Texto fornecido:
É incerta a origem das favas, embora a maior parte dos autores aponte para o médio oriente e para a bacia mediterrânica. Crê-se que já nos tempos pré-históricos elas eram apreciadas como legumes comestíveis preparados de várias formas. Quando ainda são tenrinhas podem-se cozinhar com as próprias vagens como o feijão-verde. Se estiverem secas colocam-se de molho para extrair o tegumento coriáceo que as envolve e proporcionam a chamada fava-rica, a qual noutras épocas, era apregoada e vendida à medida, porta-porta, pelas ruas de Lisboa.

A faveira, ou Vicia faba, da família das Fabaceae, é uma herbácea anual muito conhecida em todo o mundo. Realce-se a grande representatividade deste vegetal, escolhido pelos botânicos para designar o conjunto das leguminosas (feijão, grão-de-bico, ervilha, tremoço, chícharo, lentilha, etc.), cuja particularidade especial é a de captar azoto atmosférico e libertá-lo no solo através de nódulos das suas raízes.

Na minha pequena horta sempre semeio favas. Obedeço piamente ao adágio popular “nos Santos favas pelos cantos”, sugerindo que sementeira deve ser feita a partir do início de novembro. É que, para além da produção, a terra beneficia do chamado composto verde, uma vez que, pelo menos 20% do azoto fixado pelas raízes da leguminosa, fica a nitrificar o solo, favorecendo os outros cultivos.

Quanto à sua constituição física, não é demais referir que as faveiras são providas de caules fortes de secção quadrangular que podem atingir 1,80 metros de altura, com folhas alternadas verde acinzentadas compostas e paripinuladas. As flores, agrupadas de 5 a 8 com corola papilionácea, brancas ou cremes têm uma mancha escura nas pétalas. Embora hermafroditas e auto-férteis, libertam um odor característico que atrai os insetos polinizadores. As vagens são alongadas tendo na sua parte interna um revestimento branco esponjoso e feltrado para proteger as sementes. Cada fava pode pesar até dois gramas e o seu poder germinativo, ou dormência, dura quatro ou mais anos.

Lista de tarefas:
1. Responda a estas perguntas sobre o texto das favas:
(a) Para que regiões aponta a maior parte dos autores como origem das favas?
(b) Que altura podem atingir os caules das faveiras?
(c) Quanto pode pesar cada fava?
2. No texto sobre as favas, substitua "Lisboa" por "Coimbra" no trecho que vai de "É incerta a" a "ruas de Lisboa." e apresente esse trecho reescrito.
3. Continue o texto sobre as favas a partir da última frase apresentada.
Os registos não têm qualquer relação com o texto sobre as favas.

Registos extraídos:
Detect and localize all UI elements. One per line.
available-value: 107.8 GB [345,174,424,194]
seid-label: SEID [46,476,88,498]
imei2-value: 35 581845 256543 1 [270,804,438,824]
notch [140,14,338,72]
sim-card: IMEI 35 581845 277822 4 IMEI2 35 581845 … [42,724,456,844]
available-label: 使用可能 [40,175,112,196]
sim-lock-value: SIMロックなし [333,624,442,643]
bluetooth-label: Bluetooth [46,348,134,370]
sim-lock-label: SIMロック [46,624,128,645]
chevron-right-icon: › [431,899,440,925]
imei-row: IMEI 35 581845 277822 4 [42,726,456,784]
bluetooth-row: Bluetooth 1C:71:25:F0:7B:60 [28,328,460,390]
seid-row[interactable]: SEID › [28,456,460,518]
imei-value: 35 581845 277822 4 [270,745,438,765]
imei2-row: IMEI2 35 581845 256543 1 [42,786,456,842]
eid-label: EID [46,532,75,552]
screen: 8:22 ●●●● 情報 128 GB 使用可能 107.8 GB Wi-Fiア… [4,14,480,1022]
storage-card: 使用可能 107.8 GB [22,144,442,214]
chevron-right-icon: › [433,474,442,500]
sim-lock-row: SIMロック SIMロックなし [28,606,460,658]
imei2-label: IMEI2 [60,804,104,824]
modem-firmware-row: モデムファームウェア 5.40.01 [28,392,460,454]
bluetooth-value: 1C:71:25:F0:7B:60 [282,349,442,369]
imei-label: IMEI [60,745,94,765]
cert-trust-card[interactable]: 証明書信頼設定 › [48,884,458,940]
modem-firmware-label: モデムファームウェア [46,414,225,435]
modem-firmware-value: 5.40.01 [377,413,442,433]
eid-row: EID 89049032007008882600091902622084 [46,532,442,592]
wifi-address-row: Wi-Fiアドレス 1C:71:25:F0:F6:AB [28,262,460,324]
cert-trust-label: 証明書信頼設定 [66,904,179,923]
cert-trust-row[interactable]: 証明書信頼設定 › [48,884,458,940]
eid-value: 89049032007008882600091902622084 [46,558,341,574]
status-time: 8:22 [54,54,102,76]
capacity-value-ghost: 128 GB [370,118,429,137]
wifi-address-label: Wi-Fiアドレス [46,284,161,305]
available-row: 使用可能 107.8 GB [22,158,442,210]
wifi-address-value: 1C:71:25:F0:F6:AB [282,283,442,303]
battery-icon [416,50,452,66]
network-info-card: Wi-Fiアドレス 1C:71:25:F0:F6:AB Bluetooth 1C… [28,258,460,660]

Respostas por tarefa:
1.
(a) Para o médio oriente e para a bacia mediterrânica.
(b) Até 1,80 metros.
(c) Até dois gramas.

2.
É incerta a origem das favas, embora a maior parte dos autores aponte para o médio oriente e para a bacia mediterrânica. Crê-se que já nos tempos pré-históricos elas eram apreciadas como legumes comestíveis preparados de várias formas. Quando ainda são tenrinhas podem-se cozinhar com as próprias vagens como o feijão-verde. Se estiverem secas colocam-se de molho para extrair o tegumento coriáceo que as envolve e proporcionam a chamada fava-rica, a qual noutras épocas, era apregoada e vendida à medida, porta-porta, pelas ruas de Coimbra.

3.
Há inúmeras variedades de Vicia faba mas quero fazer uma ligeira referência à variedade equina que, em Portugal chamamos fava-ratinha. As suas sementes são redondas e mais pequenas não excedendo 0,8 g de peso unitário. Tradicionalmente têm sido utilizadas na Europa para as rações animais. Todavia, hoje começa a ser fortemente estimulada a sua sementeira com destino ao consumo humano (“À la découverte de la Féverole” publicada pela Terres Oléo Pro – fileira francesa dos óleos e proteínas vegetais)

Principais constituintes das favas: hidratos de carbono (58%), proteína (26%), cálcio, potássio, fósforo, magnésio, caroteno, vitaminas B1, B2 e C.

Para além do sua função alimentar que pode substituir com vantagem a soja de produção transgénica, aponta-se algumas propriedades terapêuticas das favas, a saber: antioxidantes, digestivas, anti-inflamatórias, diuréticas, expectorantes, anti tumorais, prevenindo o envelhecimento precoce e fortalecendo o sistema imunitário.

A parte interna das vagens é usada para eliminar verrugas. Dizem que se forem esfregadas várias vezes, as verrugas acabam por desaparecer.

Menciona-se, não obstante, um inconveniente importante relacionado com pessoas alérgicas ao “favismo”. Tal alergia, proveniente de substâncias presentes nas flores das favas, pode desencadear desordens do metabolismo e provocar anemia.

Finalmente, mais um aviso! A fava constitui de facto uma excelente opção de sementeira pois não necessita de terreno muito estrumado e dá boa produção se beneficiar de sol e chuva primaveril. Contudo, se repetirmos o cultivo sempre na mesma parcela, acaba por despoletar o aparecimento de uma planta parasita (Orobanche crenata), conhecida como rabo-de-raposa, que paulatinamente esgota o solo.